[Chart and figure data]
################
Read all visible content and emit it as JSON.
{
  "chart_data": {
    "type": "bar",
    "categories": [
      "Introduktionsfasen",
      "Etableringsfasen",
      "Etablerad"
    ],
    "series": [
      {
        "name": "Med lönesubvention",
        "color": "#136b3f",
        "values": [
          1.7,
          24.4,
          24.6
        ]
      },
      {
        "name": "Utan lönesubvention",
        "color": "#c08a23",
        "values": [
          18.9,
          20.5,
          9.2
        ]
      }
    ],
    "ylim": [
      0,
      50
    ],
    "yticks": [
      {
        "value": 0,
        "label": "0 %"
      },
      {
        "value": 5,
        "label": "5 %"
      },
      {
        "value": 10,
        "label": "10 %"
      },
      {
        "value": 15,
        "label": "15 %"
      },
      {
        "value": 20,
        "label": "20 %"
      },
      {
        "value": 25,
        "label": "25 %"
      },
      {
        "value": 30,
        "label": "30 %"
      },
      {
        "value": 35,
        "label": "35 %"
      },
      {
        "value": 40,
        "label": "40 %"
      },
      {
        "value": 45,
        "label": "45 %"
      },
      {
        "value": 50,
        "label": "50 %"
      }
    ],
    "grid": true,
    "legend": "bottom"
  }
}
################
Write out the listing once more, matching it exactly.

Read all visible content and emit it as JSON.
{
  "chart_data": {
    "type": "bar",
    "categories": [
      "Introduktionsfasen",
      "Etableringsfasen",
      "Etablerad"
    ],
    "series": [
      {
        "name": "Med lönesubvention",
        "color": "#136b3f",
        "values": [
          1.7,
          24.4,
          24.6
        ]
      },
      {
        "name": "Utan lönesubvention",
        "color": "#c08a23",
        "values": [
          18.9,
          20.5,
          9.2
        ]
      }
    ],
    "ylim": [
      0,
      50
    ],
    "yticks": [
      {
        "value": 0,
        "label": "0 %"
      },
      {
        "value": 5,
        "label": "5 %"
      },
      {
        "value": 10,
        "label": "10 %"
      },
      {
        "value": 15,
        "label": "15 %"
      },
      {
        "value": 20,
        "label": "20 %"
      },
      {
        "value": 25,
        "label": "25 %"
      },
      {
        "value": 30,
        "label": "30 %"
      },
      {
        "value": 35,
        "label": "35 %"
      },
      {
        "value": 40,
        "label": "40 %"
      },
      {
        "value": 45,
        "label": "45 %"
      },
      {
        "value": 50,
        "label": "50 %"
      }
    ],
    "grid": true,
    "legend": "bottom"
  }
}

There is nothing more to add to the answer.